**Text shown:**
- - -
August 18, 2015
On 8/18/2015 2:25 PM, Vladimir Panteleev wrote:
> I would like to add that fixing the regression does not make it go away. Even
> though it's fixed in git, and even after the fix ships with a new DMD release,
> there is still a D version out there that has the bug, and that will never
> change until the end of time.

Not necessarily. The reason we split off a new branch of dmd with each release is so that we can patch it if necessary.


> Fixing regressions is not enough. We need to try harder to prevent them from
> ending up in DMD releases at all.

I agree, but stopping development isn't much of a solution.

August 18, 2015
On 8/18/2015 2:26 PM, rsw0x wrote:
> if you want to make D fast - Fix the interface between the compiler and the
> runtime(including the inability for compilers to inline simple things like
> allocations which makes allocations have massive overheads.) Then, fix the GC.
- - -
**Challenges:**
1 > Answer these about the DMD forum thread, one line each:
(a) According to the reply to Vladimir Panteleev, why is a new branch of dmd split off with each release?
(b) Who wrote the message dated 8/18/2015 at 2:26 PM?
(c) In that message, what should be fixed after the interface between the compiler and the runtime?
2 > Quote the stretch of the DMD forum thread from "Not necessarily. The" through "releases at all.".
3 > Write what comes next in the DMD forum thread, starting after its final line.
- - -
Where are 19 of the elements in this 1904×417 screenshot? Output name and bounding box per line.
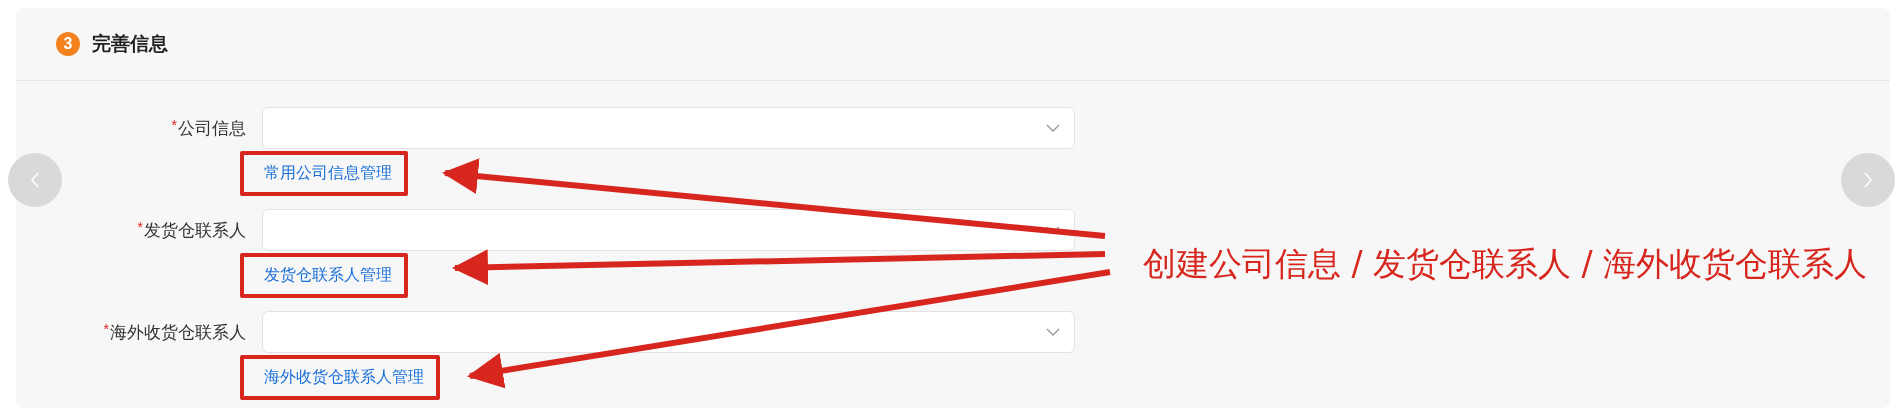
step-badge: 3 bbox=[56, 32, 80, 56]
field-label: 发货仓联系人 bbox=[144, 219, 246, 242]
chevron-down-icon bbox=[1046, 124, 1060, 132]
manage-link[interactable]: 常用公司信息管理 bbox=[240, 150, 408, 196]
annotation-text: 创建公司信息 / 发货仓联系人 / 海外收货仓联系人 bbox=[1143, 243, 1868, 285]
select-field[interactable] bbox=[262, 107, 1075, 149]
chevron-down-icon bbox=[1046, 328, 1060, 336]
required-mark: * bbox=[137, 219, 143, 235]
manage-link[interactable]: 海外收货仓联系人管理 bbox=[240, 354, 440, 400]
field-label: 海外收货仓联系人 bbox=[110, 321, 246, 344]
select-field[interactable] bbox=[262, 311, 1075, 353]
required-mark: * bbox=[103, 321, 109, 337]
chevron-right-icon bbox=[1862, 170, 1874, 190]
field-label: 公司信息 bbox=[178, 117, 246, 140]
select-field[interactable] bbox=[262, 209, 1075, 251]
section-title: 完善信息 bbox=[92, 32, 168, 56]
chevron-left-icon bbox=[29, 170, 41, 190]
required-mark: * bbox=[171, 117, 177, 133]
manage-link[interactable]: 发货仓联系人管理 bbox=[240, 252, 408, 298]
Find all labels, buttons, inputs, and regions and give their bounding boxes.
- - -
**Outputs by task:**
1 >
(a) So that it can be patched if necessary.
(b) rsw0x
(c) The GC.

2 >
Not necessarily. The reason we split off a new branch of dmd with each release is so that we can patch it if necessary.


> Fixing regressions is not enough. We need to try harder to prevent them from
> ending up in DMD releases at all.

3 >
> Make the GC both shared and immutable aware, then moving the GC to a thread
> local "island"-style GC would be fairly easy.

The fundamental issue of island GCs is what to do with casting of data from one island to another.


> Maybe you should take a look at what Go has recently done with their GC to get
> an idea of what D's competition has been up to.
> https://talks.golang.org/2015/go-gc.pdf

"you"? There's a whole community here, we're all in this together. Pull requests are welcome.
August 18, 2015
> >On Tuesday, 18 August 2015 at 10:45:49 UTC, Walter Bright wrote:
> >>Martin ran some benchmarks recently that showed that ddmd compiled with dmd was about 30% slower than when compiled with gdc/ldc. This seems to be fairly typical.
[...]

This matches my experience of dmd vs. gdc as well. No surprise there.


> >>I'm interested in ways to reduce that gap.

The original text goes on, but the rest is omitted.